## [What the task requires]
Copy out all the records, word for word.

## [Exercise materials]
-*-

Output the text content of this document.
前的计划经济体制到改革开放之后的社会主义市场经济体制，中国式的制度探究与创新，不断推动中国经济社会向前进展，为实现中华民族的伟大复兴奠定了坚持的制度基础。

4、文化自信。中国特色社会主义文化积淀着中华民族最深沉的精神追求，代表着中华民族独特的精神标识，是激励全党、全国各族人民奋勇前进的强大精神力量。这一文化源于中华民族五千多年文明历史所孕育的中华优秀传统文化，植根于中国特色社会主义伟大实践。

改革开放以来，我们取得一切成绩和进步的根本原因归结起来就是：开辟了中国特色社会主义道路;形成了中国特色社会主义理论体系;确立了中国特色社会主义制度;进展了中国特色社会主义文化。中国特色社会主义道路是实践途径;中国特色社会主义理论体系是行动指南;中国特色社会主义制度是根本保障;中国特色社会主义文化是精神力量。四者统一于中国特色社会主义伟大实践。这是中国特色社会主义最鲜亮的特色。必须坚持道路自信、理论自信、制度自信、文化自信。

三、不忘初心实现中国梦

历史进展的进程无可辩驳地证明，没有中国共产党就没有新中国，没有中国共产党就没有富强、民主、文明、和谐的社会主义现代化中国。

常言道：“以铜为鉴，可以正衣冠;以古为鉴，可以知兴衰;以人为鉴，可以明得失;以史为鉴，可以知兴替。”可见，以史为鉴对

-*-

## [Correct result]
Output the text content of this document.
前的计划经济体制到改革开放之后的社会主义市场经济体制，中国式的制度探究与创新，不断推动中国经济社会向前进展，为实现中华民族的伟大复兴奠定了坚持的制度基础。

4、文化自信。中国特色社会主义文化积淀着中华民族最深沉的精神追求，代表着中华民族独特的精神标识，是激励全党、全国各族人民奋勇前进的强大精神力量。这一文化源于中华民族五千多年文明历史所孕育的中华优秀传统文化，植根于中国特色社会主义伟大实践。

改革开放以来，我们取得一切成绩和进步的根本原因归结起来就是：开辟了中国特色社会主义道路;形成了中国特色社会主义理论体系;确立了中国特色社会主义制度;进展了中国特色社会主义文化。中国特色社会主义道路是实践途径;中国特色社会主义理论体系是行动指南;中国特色社会主义制度是根本保障;中国特色社会主义文化是精神力量。四者统一于中国特色社会主义伟大实践。这是中国特色社会主义最鲜亮的特色。必须坚持道路自信、理论自信、制度自信、文化自信。

三、不忘初心实现中国梦

历史进展的进程无可辩驳地证明，没有中国共产党就没有新中国，没有中国共产党就没有富强、民主、文明、和谐的社会主义现代化中国。

常言道：“以铜为鉴，可以正衣冠;以古为鉴，可以知兴衰;以人为鉴，可以明得失;以史为鉴，可以知兴替。”可见，以史为鉴对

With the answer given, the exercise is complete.